**** Material provided

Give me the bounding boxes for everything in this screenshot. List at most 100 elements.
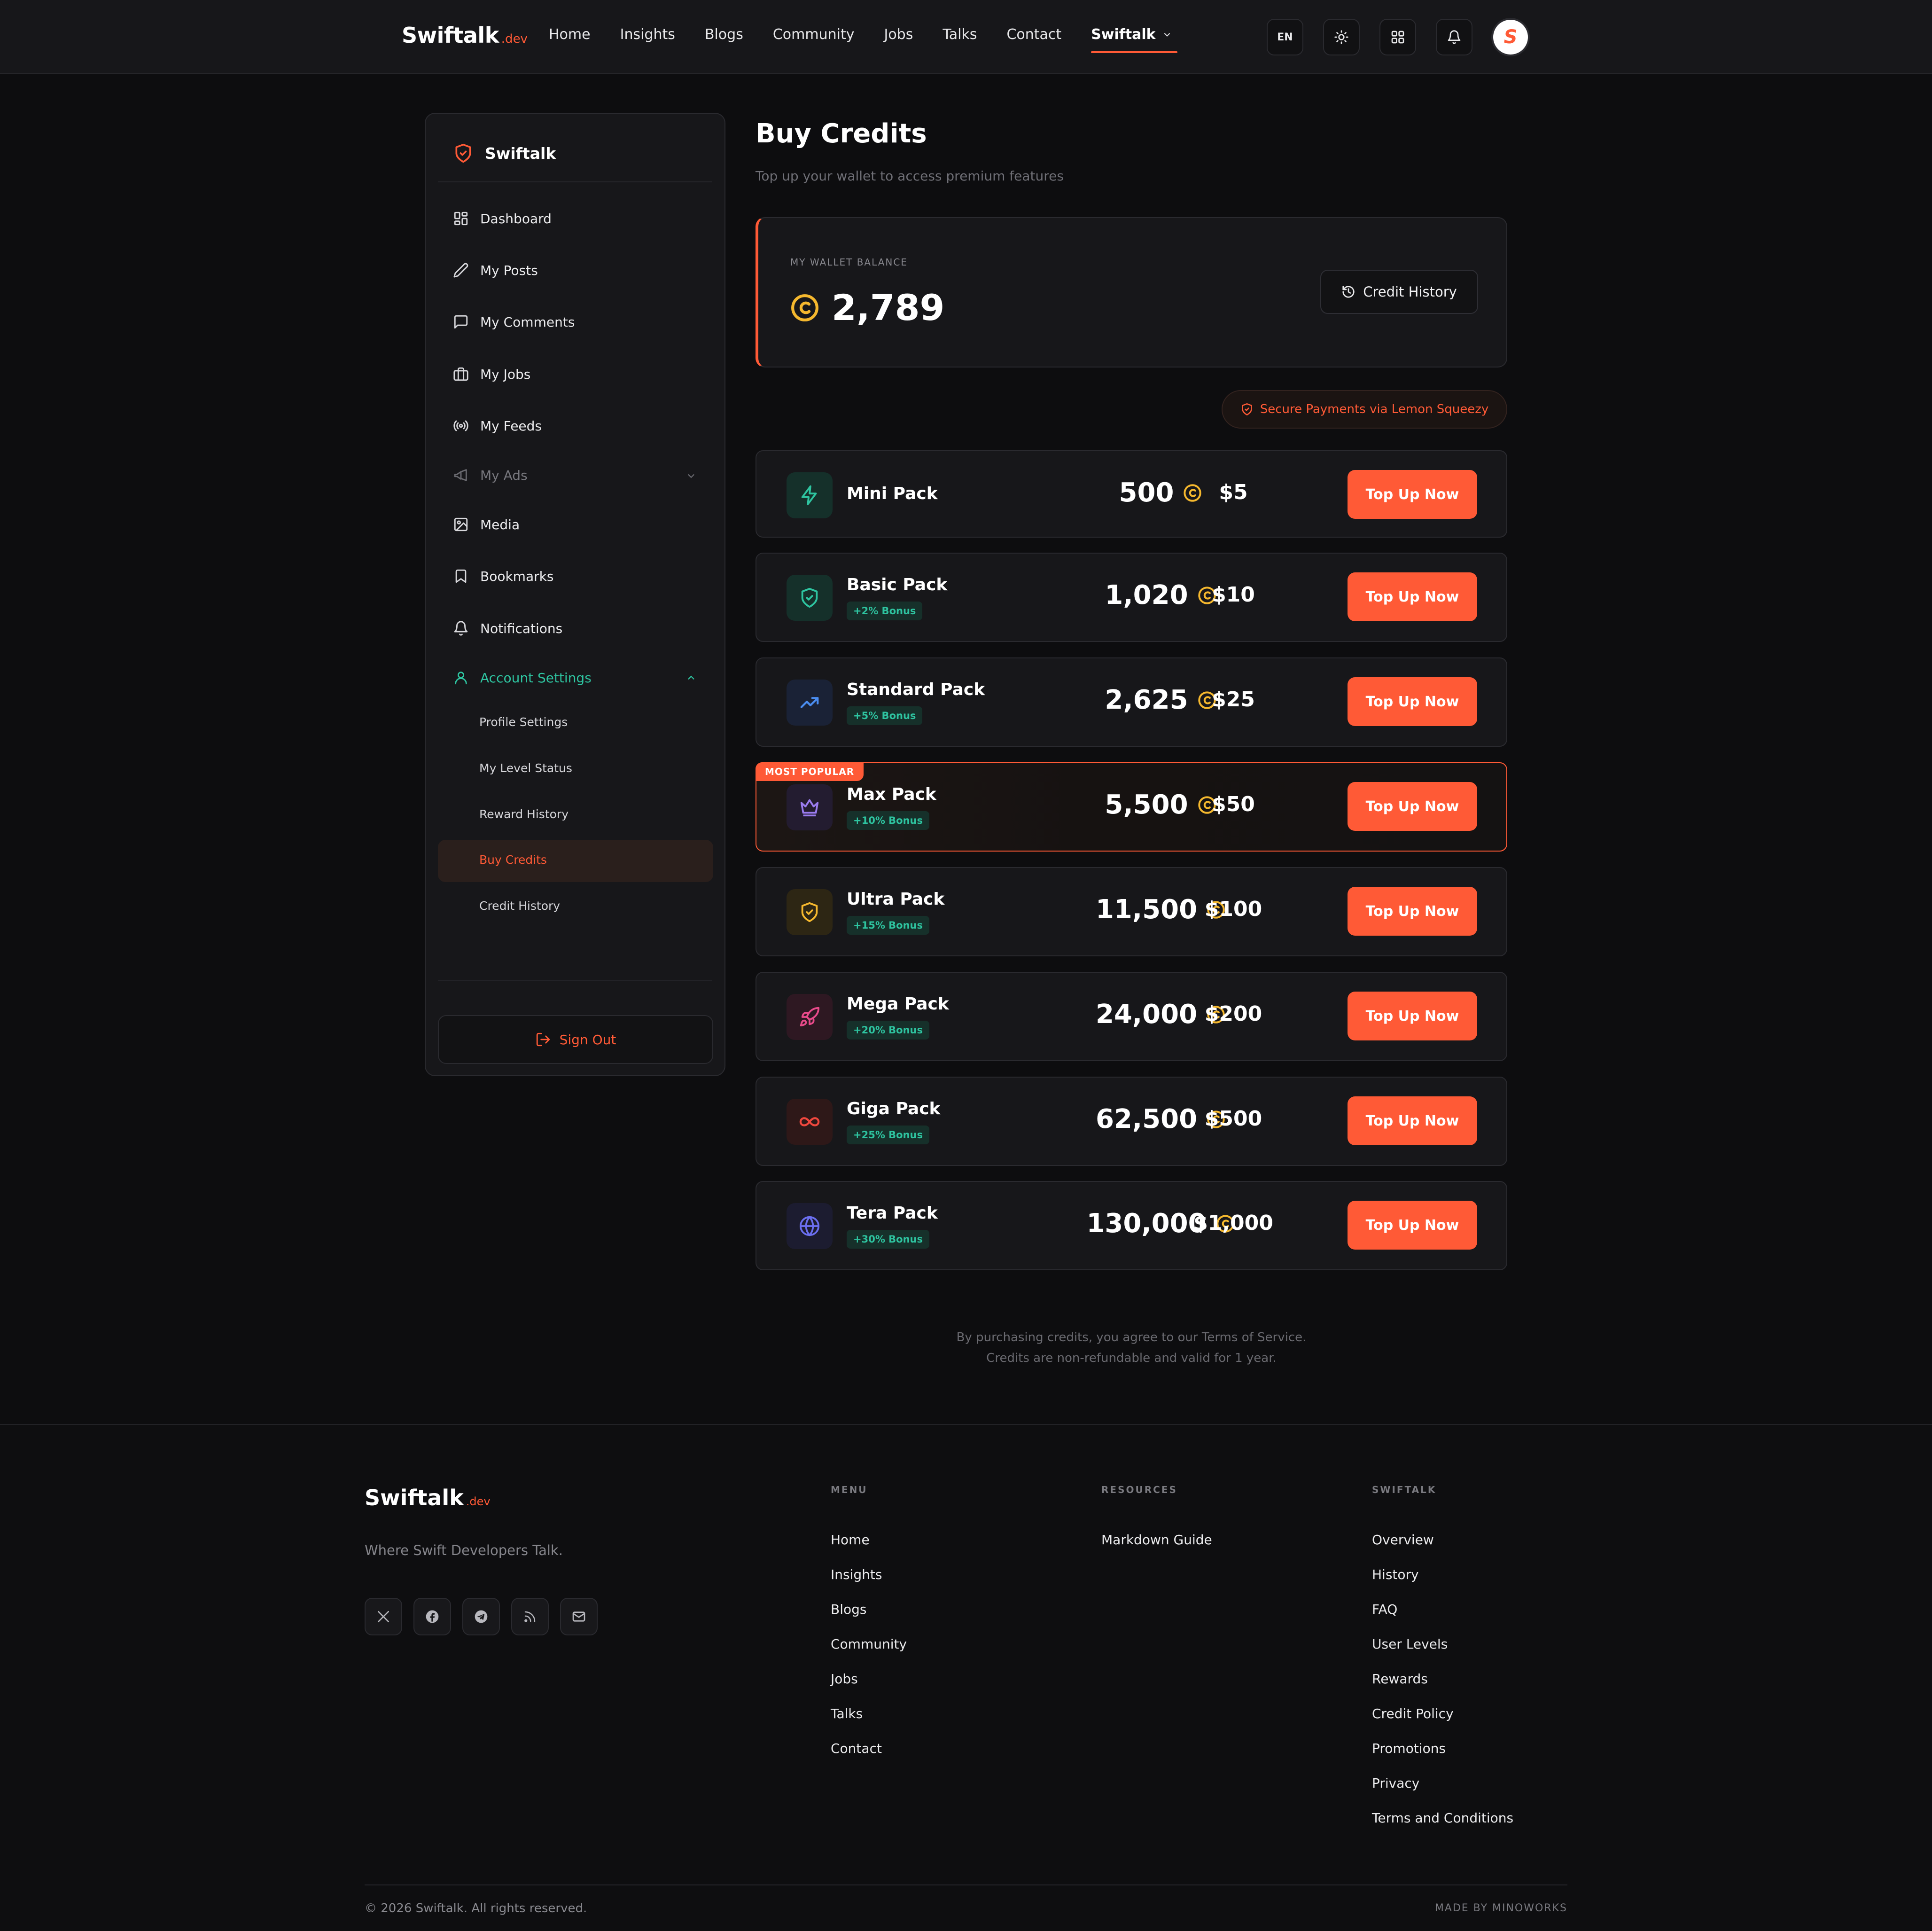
- pack-credits-value: 500: [1119, 477, 1174, 508]
- footer-link-jobs[interactable]: Jobs: [831, 1671, 858, 1687]
- sidebar-item-ads[interactable]: My Ads: [453, 467, 528, 483]
- chevron-up-icon[interactable]: [686, 672, 696, 683]
- mail-icon: [571, 1609, 586, 1624]
- megaphone-icon: [453, 467, 469, 483]
- sidebar-item-media[interactable]: Media: [453, 516, 520, 532]
- sidebar-subitem-level-status[interactable]: My Level Status: [479, 761, 572, 775]
- sidebar-item-feeds[interactable]: My Feeds: [453, 418, 542, 434]
- top-up-now-button[interactable]: Top Up Now: [1348, 782, 1477, 831]
- sidebar-item-label: Media: [480, 516, 520, 532]
- chevron-down-icon[interactable]: [686, 471, 696, 481]
- sidebar-item-posts[interactable]: My Posts: [453, 262, 538, 278]
- image-icon: [453, 516, 469, 532]
- footer-link-rewards[interactable]: Rewards: [1372, 1671, 1428, 1687]
- nav-community[interactable]: Community: [773, 26, 855, 43]
- sidebar-item-comments[interactable]: My Comments: [453, 314, 575, 330]
- footer-link-community[interactable]: Community: [831, 1636, 907, 1652]
- avatar-letter: S: [1504, 26, 1518, 48]
- sidebar-item-jobs[interactable]: My Jobs: [453, 366, 530, 382]
- pack-price: $10: [1212, 583, 1255, 607]
- main-nav: Home Insights Blogs Community Jobs Talks…: [549, 26, 1201, 53]
- secure-payments-text: Secure Payments via Lemon Squeezy: [1260, 402, 1489, 416]
- sidebar-subitem-profile-settings[interactable]: Profile Settings: [479, 715, 568, 729]
- top-up-now-button[interactable]: Top Up Now: [1348, 1096, 1477, 1145]
- bookmark-icon: [453, 568, 469, 584]
- nav-jobs[interactable]: Jobs: [884, 26, 913, 43]
- theme-toggle-button[interactable]: [1323, 19, 1360, 55]
- telegram-social-button[interactable]: [462, 1598, 500, 1635]
- pack-price: $200: [1204, 1002, 1262, 1026]
- nav-blogs[interactable]: Blogs: [705, 26, 743, 43]
- telegram-icon: [474, 1609, 489, 1624]
- globe-icon: [799, 1215, 820, 1237]
- sidebar-subitem-reward-history[interactable]: Reward History: [479, 807, 569, 821]
- footer-link-blogs[interactable]: Blogs: [831, 1602, 866, 1617]
- footer-brand-tld: .dev: [466, 1495, 491, 1508]
- pack-bonus-badge: +30% Bonus: [847, 1230, 930, 1249]
- nav-contact[interactable]: Contact: [1006, 26, 1061, 43]
- sidebar-item-label: Account Settings: [480, 670, 592, 686]
- footer-link-history[interactable]: History: [1372, 1567, 1419, 1582]
- sign-out-button[interactable]: Sign Out: [438, 1015, 713, 1064]
- user-avatar[interactable]: S: [1493, 20, 1528, 55]
- top-up-now-button[interactable]: Top Up Now: [1348, 572, 1477, 621]
- top-up-now-button[interactable]: Top Up Now: [1348, 470, 1477, 519]
- footer-link-terms[interactable]: Terms and Conditions: [1372, 1810, 1513, 1826]
- grid-icon: [1390, 30, 1405, 45]
- credit-pack-basic: Basic Pack +2% Bonus 1,020 $10 Top Up No…: [756, 553, 1507, 642]
- sidebar-subitem-credit-history[interactable]: Credit History: [479, 899, 560, 913]
- footer-link-faq[interactable]: FAQ: [1372, 1602, 1397, 1617]
- nav-insights[interactable]: Insights: [620, 26, 675, 43]
- wallet-balance-label: MY WALLET BALANCE: [790, 257, 908, 268]
- wallet-balance-card: MY WALLET BALANCE 2,789 Credit History: [756, 217, 1507, 367]
- x-social-button[interactable]: [365, 1598, 402, 1635]
- account-sidebar: Swiftalk Dashboard My Posts My Comments …: [425, 113, 725, 1076]
- top-up-now-button[interactable]: Top Up Now: [1348, 992, 1477, 1040]
- sidebar-item-label: My Posts: [480, 262, 538, 278]
- sidebar-item-notifications[interactable]: Notifications: [453, 620, 562, 636]
- wallet-balance: 2,789: [790, 287, 944, 328]
- email-social-button[interactable]: [560, 1598, 598, 1635]
- rss-social-button[interactable]: [511, 1598, 549, 1635]
- footer-divider: [365, 1884, 1567, 1885]
- credit-pack-ultra: Ultra Pack +15% Bonus 11,500 $100 Top Up…: [756, 867, 1507, 956]
- footer-link-overview[interactable]: Overview: [1372, 1532, 1434, 1548]
- top-up-now-button[interactable]: Top Up Now: [1348, 887, 1477, 936]
- footer-link-insights[interactable]: Insights: [831, 1567, 882, 1582]
- footer-link-contact[interactable]: Contact: [831, 1741, 882, 1756]
- language-button[interactable]: EN: [1267, 19, 1303, 55]
- footer-brand-logo[interactable]: Swiftalk .dev: [365, 1485, 491, 1510]
- sidebar-header: Swiftalk: [453, 143, 556, 164]
- credit-history-button[interactable]: Credit History: [1320, 270, 1478, 314]
- sidebar-item-label: Dashboard: [480, 211, 552, 227]
- brand-logo[interactable]: Swiftalk .dev: [402, 23, 528, 48]
- nav-swiftalk-dropdown[interactable]: Swiftalk: [1091, 26, 1178, 53]
- sidebar-item-label: Bookmarks: [480, 568, 554, 584]
- sidebar-item-bookmarks[interactable]: Bookmarks: [453, 568, 553, 584]
- pack-bonus-badge: +2% Bonus: [847, 602, 923, 620]
- nav-home[interactable]: Home: [549, 26, 591, 43]
- top-up-now-button[interactable]: Top Up Now: [1348, 1201, 1477, 1250]
- nav-talks[interactable]: Talks: [943, 26, 977, 43]
- user-icon: [453, 670, 469, 686]
- footer-link-credit-policy[interactable]: Credit Policy: [1372, 1706, 1454, 1721]
- footer-link-promotions[interactable]: Promotions: [1372, 1741, 1446, 1756]
- comment-icon: [453, 314, 469, 330]
- page-title: Buy Credits: [756, 118, 927, 149]
- notifications-button[interactable]: [1436, 19, 1472, 55]
- top-up-now-button[interactable]: Top Up Now: [1348, 677, 1477, 726]
- crown-icon: [799, 797, 820, 818]
- pack-icon-box: [787, 575, 833, 621]
- sidebar-item-account-settings[interactable]: Account Settings: [453, 670, 592, 686]
- sidebar-subitem-buy-credits[interactable]: Buy Credits: [479, 853, 547, 867]
- footer-link-home[interactable]: Home: [831, 1532, 870, 1548]
- footer-link-privacy[interactable]: Privacy: [1372, 1775, 1419, 1791]
- footer-link-markdown-guide[interactable]: Markdown Guide: [1101, 1532, 1212, 1548]
- footer-link-user-levels[interactable]: User Levels: [1372, 1636, 1448, 1652]
- facebook-social-button[interactable]: [413, 1598, 451, 1635]
- wallet-balance-value: 2,789: [832, 287, 945, 328]
- x-logo-icon: [376, 1609, 391, 1624]
- footer-link-talks[interactable]: Talks: [831, 1706, 863, 1721]
- sidebar-item-dashboard[interactable]: Dashboard: [453, 211, 552, 227]
- apps-grid-button[interactable]: [1379, 19, 1416, 55]
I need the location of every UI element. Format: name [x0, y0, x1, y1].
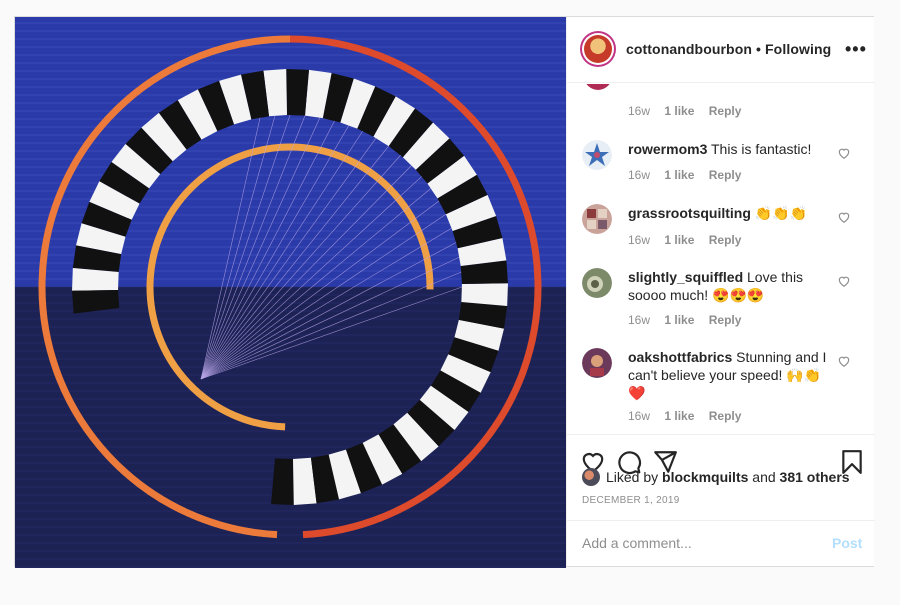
comments-list[interactable]: 16w 1 like Reply rowermom3 This is fanta…	[567, 84, 875, 434]
comment-input[interactable]	[582, 533, 802, 553]
comment-like-icon[interactable]	[837, 210, 851, 224]
reply-button[interactable]: Reply	[709, 168, 742, 182]
liked-by-joiner: and	[752, 469, 776, 485]
comment-username[interactable]: oakshottfabrics	[628, 349, 732, 365]
comment-text: grassrootsquilting 👏👏👏	[628, 204, 828, 222]
comment-meta: 16w 1 like Reply	[628, 104, 752, 118]
comment-likes[interactable]: 1 like	[664, 409, 694, 423]
comment-text: rowermom3 This is fantastic!	[628, 140, 828, 158]
piano-key	[461, 283, 508, 306]
liked-by-prefix: Liked by	[606, 469, 659, 485]
comment-time: 16w	[628, 104, 651, 118]
comment-time: 16w	[628, 409, 651, 423]
post-date: DECEMBER 1, 2019	[582, 495, 680, 506]
reply-button[interactable]: Reply	[709, 233, 742, 247]
comment-username[interactable]: grassrootsquilting	[628, 205, 751, 221]
comment-like-icon[interactable]	[837, 146, 851, 160]
post-image[interactable]	[15, 17, 566, 568]
post-sidebar: cottonandbourbon • Following ••• 16w 1 l…	[566, 17, 875, 566]
likes-summary: Liked by blockmquilts and 381 others	[582, 468, 850, 486]
commenter-avatar[interactable]	[584, 84, 612, 90]
author-line: cottonandbourbon • Following	[626, 41, 831, 57]
comment-time: 16w	[628, 168, 651, 182]
liked-by-others[interactable]: 381 others	[780, 469, 850, 485]
comment-meta: 16w 1 like Reply	[628, 313, 752, 327]
following-button[interactable]: Following	[765, 41, 831, 57]
comment-text: oakshottfabrics Stunning and I can't bel…	[628, 348, 828, 402]
comment-likes[interactable]: 1 like	[664, 168, 694, 182]
commenter-avatar[interactable]	[582, 140, 612, 170]
comment-username[interactable]: rowermom3	[628, 141, 707, 157]
comment-body: 👏👏👏	[754, 205, 808, 221]
post-comment-button[interactable]: Post	[832, 535, 862, 551]
liker-avatar[interactable]	[582, 468, 600, 486]
comment-likes[interactable]: 1 like	[664, 104, 694, 118]
comment-username[interactable]: slightly_squiffled	[628, 269, 743, 285]
comment-like-icon[interactable]	[837, 354, 851, 368]
instagram-post: cottonandbourbon • Following ••• 16w 1 l…	[14, 16, 875, 568]
author-username[interactable]: cottonandbourbon	[626, 41, 752, 57]
piano-key	[72, 268, 119, 291]
comment-likes[interactable]: 1 like	[664, 313, 694, 327]
reply-button[interactable]: Reply	[709, 409, 742, 423]
commenter-avatar[interactable]	[582, 348, 612, 378]
comment-likes[interactable]: 1 like	[664, 233, 694, 247]
comment-time: 16w	[628, 233, 651, 247]
comment-time: 16w	[628, 313, 651, 327]
more-options-icon[interactable]: •••	[845, 39, 867, 60]
liked-by-user[interactable]: blockmquilts	[662, 469, 748, 485]
piano-key	[286, 69, 309, 116]
comment-text: slightly_squiffled Love this soooo much!…	[628, 268, 828, 304]
commenter-avatar[interactable]	[582, 204, 612, 234]
reply-button[interactable]: Reply	[709, 313, 742, 327]
piano-key	[271, 458, 294, 505]
commenter-avatar[interactable]	[582, 268, 612, 298]
reply-button[interactable]: Reply	[709, 104, 742, 118]
comment-meta: 16w 1 like Reply	[628, 168, 752, 182]
comment-meta: 16w 1 like Reply	[628, 409, 752, 423]
add-comment-bar: Post	[567, 520, 875, 566]
comment-meta: 16w 1 like Reply	[628, 233, 752, 247]
comment-body: This is fantastic!	[711, 141, 812, 157]
quilt-artwork	[15, 17, 566, 568]
author-avatar[interactable]	[580, 31, 616, 67]
separator-dot: •	[756, 41, 762, 57]
comment-like-icon[interactable]	[837, 274, 851, 288]
post-header: cottonandbourbon • Following •••	[567, 17, 875, 83]
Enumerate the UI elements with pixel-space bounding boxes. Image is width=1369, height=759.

********

Goal of the exercise -
Can you rewrite everything from the line containing "comments-list[interactable]: 16w 1" down to the line containing "233, 742, 247]", with "comment-time" changed to "comment-timestamp" and nothing else altered?

Solution -
comments-list[interactable]: 16w 1 like Reply rowermom3 This is fanta…	[567, 84, 875, 434]
comment-input[interactable]	[582, 533, 802, 553]
comment-like-icon[interactable]	[837, 210, 851, 224]
reply-button[interactable]: Reply	[709, 168, 742, 182]
liked-by-joiner: and	[752, 469, 776, 485]
comment-username[interactable]: oakshottfabrics	[628, 349, 732, 365]
comment-text: grassrootsquilting 👏👏👏	[628, 204, 828, 222]
comment-meta: 16w 1 like Reply	[628, 104, 752, 118]
comment-likes[interactable]: 1 like	[664, 409, 694, 423]
comment-text: rowermom3 This is fantastic!	[628, 140, 828, 158]
piano-key	[461, 283, 508, 306]
liked-by-prefix: Liked by	[606, 469, 659, 485]
comment-timestamp: 16w	[628, 104, 651, 118]
comment-timestamp: 16w	[628, 409, 651, 423]
post-date: DECEMBER 1, 2019	[582, 495, 680, 506]
reply-button[interactable]: Reply	[709, 233, 742, 247]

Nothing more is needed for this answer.